The problem: Copy out every record below exactly as written, but leave out any pictures.

Records:
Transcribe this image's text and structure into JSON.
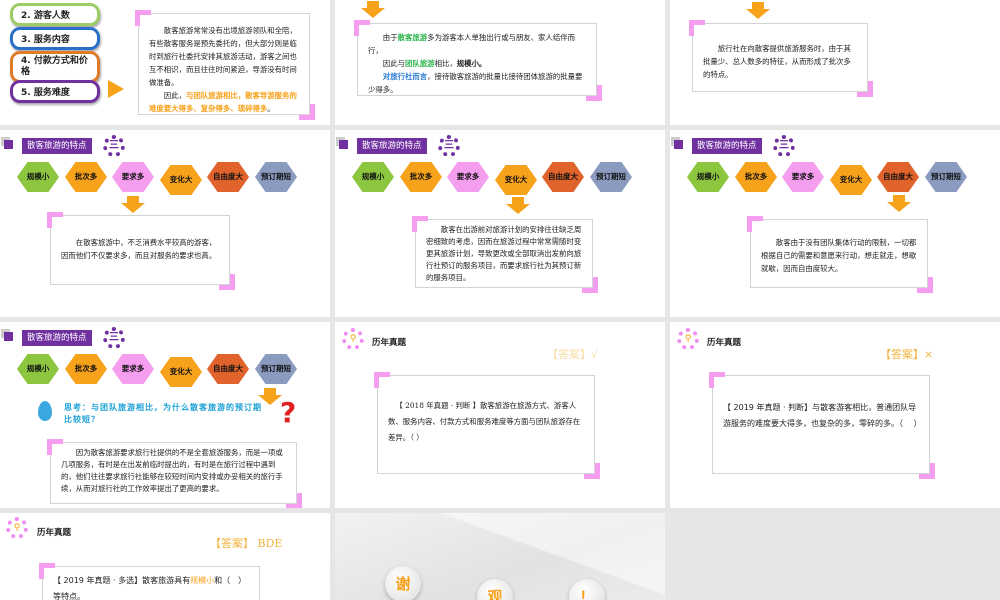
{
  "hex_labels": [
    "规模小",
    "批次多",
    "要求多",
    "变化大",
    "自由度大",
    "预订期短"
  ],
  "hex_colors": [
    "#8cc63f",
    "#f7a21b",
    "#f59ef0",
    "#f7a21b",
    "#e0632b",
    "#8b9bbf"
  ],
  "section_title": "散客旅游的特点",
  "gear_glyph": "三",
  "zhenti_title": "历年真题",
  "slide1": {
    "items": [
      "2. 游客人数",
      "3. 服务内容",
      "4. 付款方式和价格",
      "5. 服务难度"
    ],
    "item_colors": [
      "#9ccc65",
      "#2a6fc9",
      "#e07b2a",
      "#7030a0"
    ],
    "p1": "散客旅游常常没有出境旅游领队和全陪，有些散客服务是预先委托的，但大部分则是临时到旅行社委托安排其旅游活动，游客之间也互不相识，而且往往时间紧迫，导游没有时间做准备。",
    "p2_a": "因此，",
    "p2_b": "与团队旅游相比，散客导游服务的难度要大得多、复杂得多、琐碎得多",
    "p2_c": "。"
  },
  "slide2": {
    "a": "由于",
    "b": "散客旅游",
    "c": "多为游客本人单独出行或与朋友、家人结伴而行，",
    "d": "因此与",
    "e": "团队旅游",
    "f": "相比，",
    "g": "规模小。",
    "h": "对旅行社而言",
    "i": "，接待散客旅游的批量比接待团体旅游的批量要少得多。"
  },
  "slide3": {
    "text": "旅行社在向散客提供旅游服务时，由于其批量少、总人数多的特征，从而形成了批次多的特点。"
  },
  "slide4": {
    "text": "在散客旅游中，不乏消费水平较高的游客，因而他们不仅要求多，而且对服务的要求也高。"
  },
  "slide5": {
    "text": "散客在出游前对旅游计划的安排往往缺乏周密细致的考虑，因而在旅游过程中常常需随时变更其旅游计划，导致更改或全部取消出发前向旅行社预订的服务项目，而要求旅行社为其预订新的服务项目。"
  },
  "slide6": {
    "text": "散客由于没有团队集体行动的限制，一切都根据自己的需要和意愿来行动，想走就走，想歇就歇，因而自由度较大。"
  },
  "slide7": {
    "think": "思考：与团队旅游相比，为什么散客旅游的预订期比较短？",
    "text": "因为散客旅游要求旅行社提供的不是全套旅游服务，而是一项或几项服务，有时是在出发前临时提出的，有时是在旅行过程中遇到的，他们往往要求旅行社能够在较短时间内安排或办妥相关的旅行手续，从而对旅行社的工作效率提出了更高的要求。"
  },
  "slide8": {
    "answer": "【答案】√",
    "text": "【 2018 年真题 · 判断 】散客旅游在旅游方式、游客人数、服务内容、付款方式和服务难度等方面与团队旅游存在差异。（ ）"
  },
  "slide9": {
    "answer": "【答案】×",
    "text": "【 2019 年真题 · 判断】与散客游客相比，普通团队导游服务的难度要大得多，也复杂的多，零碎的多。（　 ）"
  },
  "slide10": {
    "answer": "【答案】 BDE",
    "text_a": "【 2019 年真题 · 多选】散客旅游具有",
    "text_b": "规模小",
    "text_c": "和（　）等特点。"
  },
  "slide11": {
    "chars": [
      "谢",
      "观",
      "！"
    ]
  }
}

Task response:
Transcribe this image's text and structure into JSON.
{
  "hex_labels": [
    "规模小",
    "批次多",
    "要求多",
    "变化大",
    "自由度大",
    "预订期短"
  ],
  "hex_colors": [
    "#8cc63f",
    "#f7a21b",
    "#f59ef0",
    "#f7a21b",
    "#e0632b",
    "#8b9bbf"
  ],
  "section_title": "散客旅游的特点",
  "gear_glyph": "三",
  "zhenti_title": "历年真题",
  "slide1": {
    "items": [
      "2. 游客人数",
      "3. 服务内容",
      "4. 付款方式和价格",
      "5. 服务难度"
    ],
    "item_colors": [
      "#9ccc65",
      "#2a6fc9",
      "#e07b2a",
      "#7030a0"
    ],
    "p1": "散客旅游常常没有出境旅游领队和全陪，有些散客服务是预先委托的，但大部分则是临时到旅行社委托安排其旅游活动，游客之间也互不相识，而且往往时间紧迫，导游没有时间做准备。",
    "p2_a": "因此，",
    "p2_b": "与团队旅游相比，散客导游服务的难度要大得多、复杂得多、琐碎得多",
    "p2_c": "。"
  },
  "slide2": {
    "a": "由于",
    "b": "散客旅游",
    "c": "多为游客本人单独出行或与朋友、家人结伴而行，",
    "d": "因此与",
    "e": "团队旅游",
    "f": "相比，",
    "g": "规模小。",
    "h": "对旅行社而言",
    "i": "，接待散客旅游的批量比接待团体旅游的批量要少得多。"
  },
  "slide3": {
    "text": "旅行社在向散客提供旅游服务时，由于其批量少、总人数多的特征，从而形成了批次多的特点。"
  },
  "slide4": {
    "text": "在散客旅游中，不乏消费水平较高的游客，因而他们不仅要求多，而且对服务的要求也高。"
  },
  "slide5": {
    "text": "散客在出游前对旅游计划的安排往往缺乏周密细致的考虑，因而在旅游过程中常常需随时变更其旅游计划，导致更改或全部取消出发前向旅行社预订的服务项目，而要求旅行社为其预订新的服务项目。"
  },
  "slide6": {
    "text": "散客由于没有团队集体行动的限制，一切都根据自己的需要和意愿来行动，想走就走，想歇就歇，因而自由度较大。"
  },
  "slide7": {
    "think": "思考：与团队旅游相比，为什么散客旅游的预订期比较短？",
    "text": "因为散客旅游要求旅行社提供的不是全套旅游服务，而是一项或几项服务，有时是在出发前临时提出的，有时是在旅行过程中遇到的，他们往往要求旅行社能够在较短时间内安排或办妥相关的旅行手续，从而对旅行社的工作效率提出了更高的要求。"
  },
  "slide8": {
    "answer": "【答案】√",
    "text": "【 2018 年真题 · 判断 】散客旅游在旅游方式、游客人数、服务内容、付款方式和服务难度等方面与团队旅游存在差异。（ ）"
  },
  "slide9": {
    "answer": "【答案】×",
    "text": "【 2019 年真题 · 判断】与散客游客相比，普通团队导游服务的难度要大得多，也复杂的多，零碎的多。（　 ）"
  },
  "slide10": {
    "answer": "【答案】 BDE",
    "text_a": "【 2019 年真题 · 多选】散客旅游具有",
    "text_b": "规模小",
    "text_c": "和（　）等特点。"
  },
  "slide11": {
    "chars": [
      "谢",
      "观",
      "！"
    ]
  }
}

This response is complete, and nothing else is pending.